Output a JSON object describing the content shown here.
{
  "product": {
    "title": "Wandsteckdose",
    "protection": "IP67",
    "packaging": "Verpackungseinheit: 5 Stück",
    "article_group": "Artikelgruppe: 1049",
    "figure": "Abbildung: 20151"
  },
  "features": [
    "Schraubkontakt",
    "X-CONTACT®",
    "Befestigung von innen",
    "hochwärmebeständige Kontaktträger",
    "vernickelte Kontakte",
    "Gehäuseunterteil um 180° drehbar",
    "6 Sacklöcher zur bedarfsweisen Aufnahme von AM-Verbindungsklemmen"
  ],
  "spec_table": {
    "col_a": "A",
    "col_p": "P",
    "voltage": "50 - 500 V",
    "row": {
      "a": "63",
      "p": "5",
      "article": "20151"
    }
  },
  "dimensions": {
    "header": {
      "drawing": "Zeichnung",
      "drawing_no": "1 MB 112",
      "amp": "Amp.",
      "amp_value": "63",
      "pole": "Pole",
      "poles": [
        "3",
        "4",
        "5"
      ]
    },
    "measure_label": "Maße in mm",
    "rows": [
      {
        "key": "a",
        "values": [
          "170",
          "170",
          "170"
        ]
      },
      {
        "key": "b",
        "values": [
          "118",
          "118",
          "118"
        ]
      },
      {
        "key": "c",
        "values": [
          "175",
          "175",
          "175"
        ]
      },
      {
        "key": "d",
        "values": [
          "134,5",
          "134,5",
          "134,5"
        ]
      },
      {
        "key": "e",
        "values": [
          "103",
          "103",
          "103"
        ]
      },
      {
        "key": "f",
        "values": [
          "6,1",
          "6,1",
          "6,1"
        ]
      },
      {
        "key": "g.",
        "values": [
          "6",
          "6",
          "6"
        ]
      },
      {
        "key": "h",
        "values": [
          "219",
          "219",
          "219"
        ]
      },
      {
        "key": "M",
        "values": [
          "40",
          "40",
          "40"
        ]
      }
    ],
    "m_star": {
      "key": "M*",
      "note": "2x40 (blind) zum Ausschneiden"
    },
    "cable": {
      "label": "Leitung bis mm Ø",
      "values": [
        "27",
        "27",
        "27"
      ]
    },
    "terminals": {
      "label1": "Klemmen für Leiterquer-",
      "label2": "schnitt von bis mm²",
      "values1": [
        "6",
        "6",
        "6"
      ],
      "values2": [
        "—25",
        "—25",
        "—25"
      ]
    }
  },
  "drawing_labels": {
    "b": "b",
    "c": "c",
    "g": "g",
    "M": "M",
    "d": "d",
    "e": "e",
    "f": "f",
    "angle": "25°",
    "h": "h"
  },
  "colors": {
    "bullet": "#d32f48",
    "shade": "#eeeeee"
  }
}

-=-=-=-=-

Would you copy out each line exactly as written?

Output a JSON object describing the content shown here.
{
  "product": {
    "title": "Wandsteckdose",
    "protection": "IP67",
    "packaging": "Verpackungseinheit: 5 Stück",
    "article_group": "Artikelgruppe: 1049",
    "figure": "Abbildung: 20151"
  },
  "features": [
    "Schraubkontakt",
    "X-CONTACT®",
    "Befestigung von innen",
    "hochwärmebeständige Kontaktträger",
    "vernickelte Kontakte",
    "Gehäuseunterteil um 180° drehbar",
    "6 Sacklöcher zur bedarfsweisen Aufnahme von AM-Verbindungsklemmen"
  ],
  "spec_table": {
    "col_a": "A",
    "col_p": "P",
    "voltage": "50 - 500 V",
    "row": {
      "a": "63",
      "p": "5",
      "article": "20151"
    }
  },
  "dimensions": {
    "header": {
      "drawing": "Zeichnung",
      "drawing_no": "1 MB 112",
      "amp": "Amp.",
      "amp_value": "63",
      "pole": "Pole",
      "poles": [
        "3",
        "4",
        "5"
      ]
    },
    "measure_label": "Maße in mm",
    "rows": [
      {
        "key": "a",
        "values": [
          "170",
          "170",
          "170"
        ]
      },
      {
        "key": "b",
        "values": [
          "118",
          "118",
          "118"
        ]
      },
      {
        "key": "c",
        "values": [
          "175",
          "175",
          "175"
        ]
      },
      {
        "key": "d",
        "values": [
          "134,5",
          "134,5",
          "134,5"
        ]
      },
      {
        "key": "e",
        "values": [
          "103",
          "103",
          "103"
        ]
      },
      {
        "key": "f",
        "values": [
          "6,1",
          "6,1",
          "6,1"
        ]
      },
      {
        "key": "g.",
        "values": [
          "6",
          "6",
          "6"
        ]
      },
      {
        "key": "h",
        "values": [
          "219",
          "219",
          "219"
        ]
      },
      {
        "key": "M",
        "values": [
          "40",
          "40",
          "40"
        ]
      }
    ],
    "m_star": {
      "key": "M*",
      "note": "2x40 (blind) zum Ausschneiden"
    },
    "cable": {
      "label": "Leitung bis mm Ø",
      "values": [
        "27",
        "27",
        "27"
      ]
    },
    "terminals": {
      "label1": "Klemmen für Leiterquer-",
      "label2": "schnitt von bis mm²",
      "values1": [
        "6",
        "6",
        "6"
      ],
      "values2": [
        "—25",
        "—25",
        "—25"
      ]
    }
  },
  "drawing_labels": {
    "b": "b",
    "c": "c",
    "g": "g",
    "M": "M",
    "d": "d",
    "e": "e",
    "f": "f",
    "angle": "25°",
    "h": "h"
  },
  "colors": {
    "bullet": "#d32f48",
    "shade": "#eeeeee"
  }
}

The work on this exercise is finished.